Objective: Select each line where the word "name" appears.

= = = = = = =

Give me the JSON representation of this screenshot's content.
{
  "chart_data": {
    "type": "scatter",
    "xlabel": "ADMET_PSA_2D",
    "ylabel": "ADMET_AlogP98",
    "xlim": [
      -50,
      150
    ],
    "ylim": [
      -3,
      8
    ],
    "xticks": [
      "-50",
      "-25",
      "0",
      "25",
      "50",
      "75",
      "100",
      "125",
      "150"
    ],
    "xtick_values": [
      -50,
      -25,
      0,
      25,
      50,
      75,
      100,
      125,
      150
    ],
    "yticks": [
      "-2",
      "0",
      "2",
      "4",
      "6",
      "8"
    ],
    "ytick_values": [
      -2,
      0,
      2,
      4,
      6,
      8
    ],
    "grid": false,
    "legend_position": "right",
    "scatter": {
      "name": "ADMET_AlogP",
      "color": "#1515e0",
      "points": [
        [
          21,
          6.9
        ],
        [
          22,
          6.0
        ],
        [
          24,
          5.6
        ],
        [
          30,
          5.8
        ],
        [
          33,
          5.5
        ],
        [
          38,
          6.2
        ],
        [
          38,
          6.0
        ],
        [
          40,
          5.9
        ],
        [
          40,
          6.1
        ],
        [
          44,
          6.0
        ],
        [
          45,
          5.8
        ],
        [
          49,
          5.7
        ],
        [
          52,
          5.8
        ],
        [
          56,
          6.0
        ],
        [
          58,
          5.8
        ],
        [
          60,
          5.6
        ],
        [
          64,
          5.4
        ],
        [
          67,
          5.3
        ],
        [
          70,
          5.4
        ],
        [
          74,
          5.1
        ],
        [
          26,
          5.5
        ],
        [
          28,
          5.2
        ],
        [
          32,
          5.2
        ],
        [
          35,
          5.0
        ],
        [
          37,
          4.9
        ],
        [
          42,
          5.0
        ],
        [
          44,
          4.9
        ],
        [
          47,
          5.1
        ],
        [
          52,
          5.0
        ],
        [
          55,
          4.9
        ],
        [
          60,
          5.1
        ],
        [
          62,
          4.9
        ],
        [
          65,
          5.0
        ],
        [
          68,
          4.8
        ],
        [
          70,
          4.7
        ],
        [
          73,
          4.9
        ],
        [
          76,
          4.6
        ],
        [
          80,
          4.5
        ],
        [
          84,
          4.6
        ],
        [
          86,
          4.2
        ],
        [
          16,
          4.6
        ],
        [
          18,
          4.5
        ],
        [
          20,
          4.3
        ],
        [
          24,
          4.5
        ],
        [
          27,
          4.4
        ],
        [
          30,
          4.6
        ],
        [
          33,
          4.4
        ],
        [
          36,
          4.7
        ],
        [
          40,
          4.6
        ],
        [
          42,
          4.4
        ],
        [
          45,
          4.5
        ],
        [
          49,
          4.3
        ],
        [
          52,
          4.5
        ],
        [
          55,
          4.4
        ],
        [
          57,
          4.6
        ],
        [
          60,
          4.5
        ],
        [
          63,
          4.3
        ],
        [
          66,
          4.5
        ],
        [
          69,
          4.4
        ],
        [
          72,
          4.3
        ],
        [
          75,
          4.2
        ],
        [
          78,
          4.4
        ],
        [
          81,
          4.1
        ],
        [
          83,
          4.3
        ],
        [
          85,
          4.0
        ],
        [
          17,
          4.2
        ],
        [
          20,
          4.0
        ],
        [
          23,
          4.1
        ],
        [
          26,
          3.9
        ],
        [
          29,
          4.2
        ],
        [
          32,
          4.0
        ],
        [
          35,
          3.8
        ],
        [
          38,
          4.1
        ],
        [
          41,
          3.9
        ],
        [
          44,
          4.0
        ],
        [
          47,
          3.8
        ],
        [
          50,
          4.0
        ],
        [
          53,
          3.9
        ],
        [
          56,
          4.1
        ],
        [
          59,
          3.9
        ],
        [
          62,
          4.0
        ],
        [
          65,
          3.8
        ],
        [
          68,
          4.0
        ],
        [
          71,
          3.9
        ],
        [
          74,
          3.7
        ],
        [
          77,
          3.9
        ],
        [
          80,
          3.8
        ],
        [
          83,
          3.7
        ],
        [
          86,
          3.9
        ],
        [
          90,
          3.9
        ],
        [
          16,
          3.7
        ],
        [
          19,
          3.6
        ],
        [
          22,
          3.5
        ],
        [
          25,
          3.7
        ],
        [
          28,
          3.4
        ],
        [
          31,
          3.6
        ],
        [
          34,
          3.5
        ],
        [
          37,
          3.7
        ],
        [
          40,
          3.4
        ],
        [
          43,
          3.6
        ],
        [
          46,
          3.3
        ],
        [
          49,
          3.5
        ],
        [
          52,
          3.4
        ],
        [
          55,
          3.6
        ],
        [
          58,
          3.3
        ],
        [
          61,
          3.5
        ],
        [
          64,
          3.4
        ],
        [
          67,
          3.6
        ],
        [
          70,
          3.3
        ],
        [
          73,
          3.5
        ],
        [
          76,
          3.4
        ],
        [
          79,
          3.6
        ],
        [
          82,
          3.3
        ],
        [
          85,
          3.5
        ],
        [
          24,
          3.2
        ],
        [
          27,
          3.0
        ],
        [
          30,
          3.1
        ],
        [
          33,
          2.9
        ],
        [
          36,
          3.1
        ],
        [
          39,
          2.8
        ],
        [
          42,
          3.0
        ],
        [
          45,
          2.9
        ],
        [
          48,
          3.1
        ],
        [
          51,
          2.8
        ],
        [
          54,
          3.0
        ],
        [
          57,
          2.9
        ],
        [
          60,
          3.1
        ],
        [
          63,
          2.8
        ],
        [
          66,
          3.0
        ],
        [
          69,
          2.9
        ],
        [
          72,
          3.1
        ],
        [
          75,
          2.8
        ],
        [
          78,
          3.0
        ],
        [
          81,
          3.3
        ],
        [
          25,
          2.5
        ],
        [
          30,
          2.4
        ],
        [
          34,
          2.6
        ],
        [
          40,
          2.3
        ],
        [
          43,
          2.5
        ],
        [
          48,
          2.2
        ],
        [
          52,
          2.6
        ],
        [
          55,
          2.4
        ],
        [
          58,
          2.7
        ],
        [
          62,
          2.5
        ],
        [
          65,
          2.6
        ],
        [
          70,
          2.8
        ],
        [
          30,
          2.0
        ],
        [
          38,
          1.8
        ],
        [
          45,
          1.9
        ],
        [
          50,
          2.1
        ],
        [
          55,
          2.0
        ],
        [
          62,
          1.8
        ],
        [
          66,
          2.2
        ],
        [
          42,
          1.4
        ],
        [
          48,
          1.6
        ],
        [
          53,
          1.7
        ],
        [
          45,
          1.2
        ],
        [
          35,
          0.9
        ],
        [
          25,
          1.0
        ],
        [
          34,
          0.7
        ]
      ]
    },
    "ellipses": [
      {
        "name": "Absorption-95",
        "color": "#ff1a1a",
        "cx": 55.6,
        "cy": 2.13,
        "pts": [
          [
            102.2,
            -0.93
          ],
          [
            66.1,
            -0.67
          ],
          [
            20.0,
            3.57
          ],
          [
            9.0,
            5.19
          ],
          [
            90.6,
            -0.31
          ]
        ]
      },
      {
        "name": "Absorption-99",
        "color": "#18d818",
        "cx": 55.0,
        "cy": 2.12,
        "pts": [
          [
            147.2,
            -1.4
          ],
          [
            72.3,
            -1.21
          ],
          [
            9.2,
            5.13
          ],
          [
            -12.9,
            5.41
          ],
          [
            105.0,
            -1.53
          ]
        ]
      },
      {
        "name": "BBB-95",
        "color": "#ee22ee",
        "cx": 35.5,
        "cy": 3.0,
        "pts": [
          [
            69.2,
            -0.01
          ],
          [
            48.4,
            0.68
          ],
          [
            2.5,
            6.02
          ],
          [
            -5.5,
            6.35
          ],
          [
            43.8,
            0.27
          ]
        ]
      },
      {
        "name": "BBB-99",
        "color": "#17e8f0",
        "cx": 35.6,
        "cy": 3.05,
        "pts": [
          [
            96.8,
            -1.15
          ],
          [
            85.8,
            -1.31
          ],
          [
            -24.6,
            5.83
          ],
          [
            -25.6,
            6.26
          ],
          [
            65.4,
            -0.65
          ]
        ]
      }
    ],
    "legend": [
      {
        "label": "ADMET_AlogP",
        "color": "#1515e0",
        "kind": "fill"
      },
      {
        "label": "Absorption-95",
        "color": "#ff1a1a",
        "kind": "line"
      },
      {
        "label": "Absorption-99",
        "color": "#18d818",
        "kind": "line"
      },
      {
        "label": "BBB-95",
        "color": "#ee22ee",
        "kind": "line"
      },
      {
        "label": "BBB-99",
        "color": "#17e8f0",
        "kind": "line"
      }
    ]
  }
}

= = = = = = =

Answer in full:
      "name": "ADMET_AlogP",
        "name": "Absorption-95",
        "name": "Absorption-99",
        "name": "BBB-95",
        "name": "BBB-99",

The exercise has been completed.